*About this task*. The output is a word-for-word repeat of the listing below, free of images.

*Supplied information*.
§ §
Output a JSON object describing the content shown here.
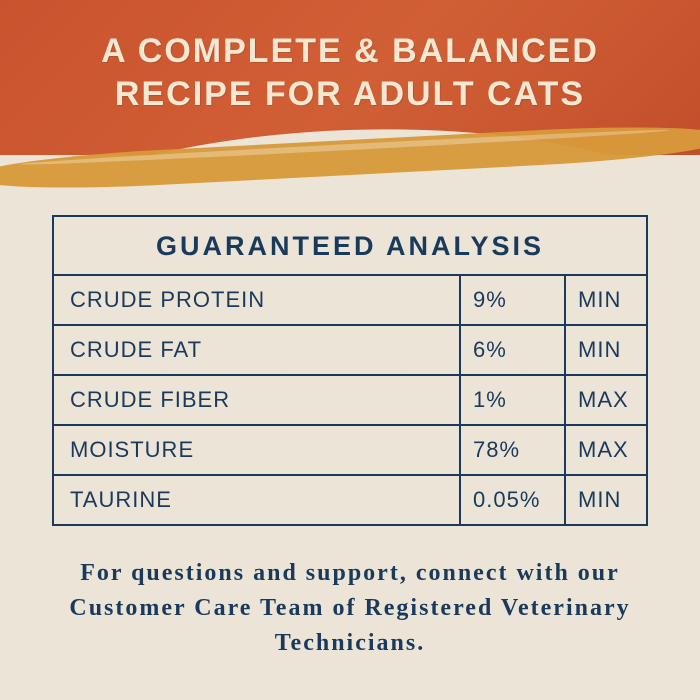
{
  "colors": {
    "header_bg": "#c9532e",
    "mustard": "#d99a3a",
    "paper_bg": "#ece4d7",
    "navy": "#1a3a5c",
    "headline_text": "#f5e8d3"
  },
  "headline": {
    "line1": "A COMPLETE & BALANCED",
    "line2": "RECIPE FOR ADULT CATS"
  },
  "table": {
    "title": "GUARANTEED ANALYSIS",
    "rows": [
      {
        "nutrient": "CRUDE PROTEIN",
        "value": "9%",
        "bound": "MIN"
      },
      {
        "nutrient": "CRUDE FAT",
        "value": "6%",
        "bound": "MIN"
      },
      {
        "nutrient": "CRUDE FIBER",
        "value": "1%",
        "bound": "MAX"
      },
      {
        "nutrient": "MOISTURE",
        "value": "78%",
        "bound": "MAX"
      },
      {
        "nutrient": "TAURINE",
        "value": "0.05%",
        "bound": "MIN"
      }
    ]
  },
  "footer": "For questions and support, connect with our Customer Care Team of Registered Veterinary Technicians."
}
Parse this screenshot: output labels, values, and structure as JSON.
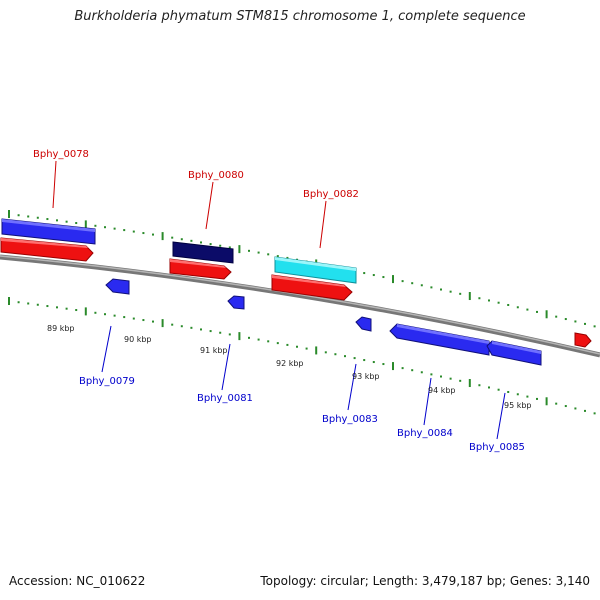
{
  "title": "Burkholderia phymatum STM815 chromosome 1, complete sequence",
  "accession": "Accession: NC_010622",
  "summary": "Topology: circular; Length: 3,479,187 bp; Genes: 3,140",
  "colors": {
    "forward_gene": "#2222ee",
    "forward_gene_dark": "#0a0a66",
    "forward_gene_cyan": "#22e0ee",
    "reverse_gene": "#ee1111",
    "backbone": "#8a8a8a",
    "tick": "#2a8a2a",
    "label_red": "#cc0000",
    "label_blue": "#0000cc"
  },
  "scale": {
    "unit": "kbp",
    "labels": [
      "89 kbp",
      "90 kbp",
      "91 kbp",
      "92 kbp",
      "93 kbp",
      "94 kbp",
      "95 kbp"
    ]
  },
  "gene_labels": {
    "top": [
      "Bphy_0078",
      "Bphy_0080",
      "Bphy_0082"
    ],
    "bottom": [
      "Bphy_0079",
      "Bphy_0081",
      "Bphy_0083",
      "Bphy_0084",
      "Bphy_0085"
    ]
  }
}
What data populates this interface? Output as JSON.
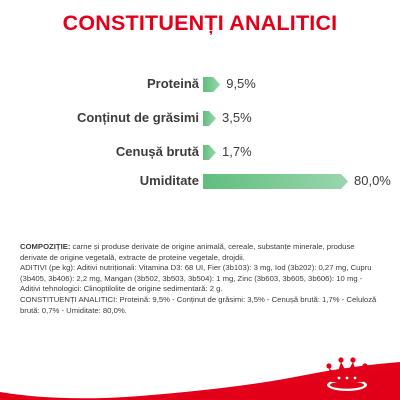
{
  "title": "CONSTITUENȚI ANALITICI",
  "nutrients": [
    {
      "label": "Proteină",
      "value": "9,5%",
      "percent": 9.5
    },
    {
      "label": "Conținut de grăsimi",
      "value": "3,5%",
      "percent": 3.5
    },
    {
      "label": "Cenușă brută",
      "value": "1,7%",
      "percent": 1.7
    },
    {
      "label": "Umiditate",
      "value": "80,0%",
      "percent": 80.0
    }
  ],
  "composition": {
    "heading": "COMPOZIȚIE:",
    "text": " carne și produse derivate de origine animală, cereale, substanțe minerale, produse derivate de origine vegetală, extracte de proteine vegetale, drojdii."
  },
  "additives": "ADITIVI (pe kg): Aditivi nutriționali: Vitamina D3: 68 UI, Fier (3b103): 3 mg, Iod (3b202): 0,27 mg, Cupru (3b405, 3b406): 2,2 mg, Mangan (3b502, 3b503, 3b504): 1 mg, Zinc (3b603, 3b605, 3b606): 10 mg - Aditivi tehnologici: Clinoptilolite de origine sedimentară: 2 g.",
  "analytical": "CONSTITUENȚI ANALITICI: Proteină: 9,5% - Conținut de grăsimi: 3,5% - Cenușă brută: 1,7% - Celuloză brută: 0,7% - Umiditate: 80,0%.",
  "colors": {
    "brand_red": "#e2001a",
    "bar_green": "#5fbe7d"
  },
  "logo_icon": "royal-canin-crown-logo"
}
§ §
*Response box*.
Output a JSON object describing the content shown here.
{
  "colors": {
    "header_bg": "#c9532e",
    "mustard": "#d99a3a",
    "paper_bg": "#ece4d7",
    "navy": "#1a3a5c",
    "headline_text": "#f5e8d3"
  },
  "headline": {
    "line1": "A COMPLETE & BALANCED",
    "line2": "RECIPE FOR ADULT CATS"
  },
  "table": {
    "title": "GUARANTEED ANALYSIS",
    "rows": [
      {
        "nutrient": "CRUDE PROTEIN",
        "value": "9%",
        "bound": "MIN"
      },
      {
        "nutrient": "CRUDE FAT",
        "value": "6%",
        "bound": "MIN"
      },
      {
        "nutrient": "CRUDE FIBER",
        "value": "1%",
        "bound": "MAX"
      },
      {
        "nutrient": "MOISTURE",
        "value": "78%",
        "bound": "MAX"
      },
      {
        "nutrient": "TAURINE",
        "value": "0.05%",
        "bound": "MIN"
      }
    ]
  },
  "footer": "For questions and support, connect with our Customer Care Team of Registered Veterinary Technicians."
}
Parse this screenshot: output labels, values, and structure as JSON.
{
  "title": "Burkholderia phymatum STM815 chromosome 1, complete sequence",
  "accession": "Accession: NC_010622",
  "summary": "Topology: circular; Length: 3,479,187 bp; Genes: 3,140",
  "colors": {
    "forward_gene": "#2222ee",
    "forward_gene_dark": "#0a0a66",
    "forward_gene_cyan": "#22e0ee",
    "reverse_gene": "#ee1111",
    "backbone": "#8a8a8a",
    "tick": "#2a8a2a",
    "label_red": "#cc0000",
    "label_blue": "#0000cc"
  },
  "scale": {
    "unit": "kbp",
    "labels": [
      "89 kbp",
      "90 kbp",
      "91 kbp",
      "92 kbp",
      "93 kbp",
      "94 kbp",
      "95 kbp"
    ]
  },
  "gene_labels": {
    "top": [
      "Bphy_0078",
      "Bphy_0080",
      "Bphy_0082"
    ],
    "bottom": [
      "Bphy_0079",
      "Bphy_0081",
      "Bphy_0083",
      "Bphy_0084",
      "Bphy_0085"
    ]
  }
}
What data populates this interface? Output as JSON.
{
  "title": "CONSTITUENȚI ANALITICI",
  "nutrients": [
    {
      "label": "Proteină",
      "value": "9,5%",
      "percent": 9.5
    },
    {
      "label": "Conținut de grăsimi",
      "value": "3,5%",
      "percent": 3.5
    },
    {
      "label": "Cenușă brută",
      "value": "1,7%",
      "percent": 1.7
    },
    {
      "label": "Umiditate",
      "value": "80,0%",
      "percent": 80.0
    }
  ],
  "composition": {
    "heading": "COMPOZIȚIE:",
    "text": " carne și produse derivate de origine animală, cereale, substanțe minerale, produse derivate de origine vegetală, extracte de proteine vegetale, drojdii."
  },
  "additives": "ADITIVI (pe kg): Aditivi nutriționali: Vitamina D3: 68 UI, Fier (3b103): 3 mg, Iod (3b202): 0,27 mg, Cupru (3b405, 3b406): 2,2 mg, Mangan (3b502, 3b503, 3b504): 1 mg, Zinc (3b603, 3b605, 3b606): 10 mg - Aditivi tehnologici: Clinoptilolite de origine sedimentară: 2 g.",
  "analytical": "CONSTITUENȚI ANALITICI: Proteină: 9,5% - Conținut de grăsimi: 3,5% - Cenușă brută: 1,7% - Celuloză brută: 0,7% - Umiditate: 80,0%.",
  "colors": {
    "brand_red": "#e2001a",
    "bar_green": "#5fbe7d"
  },
  "logo_icon": "royal-canin-crown-logo"
}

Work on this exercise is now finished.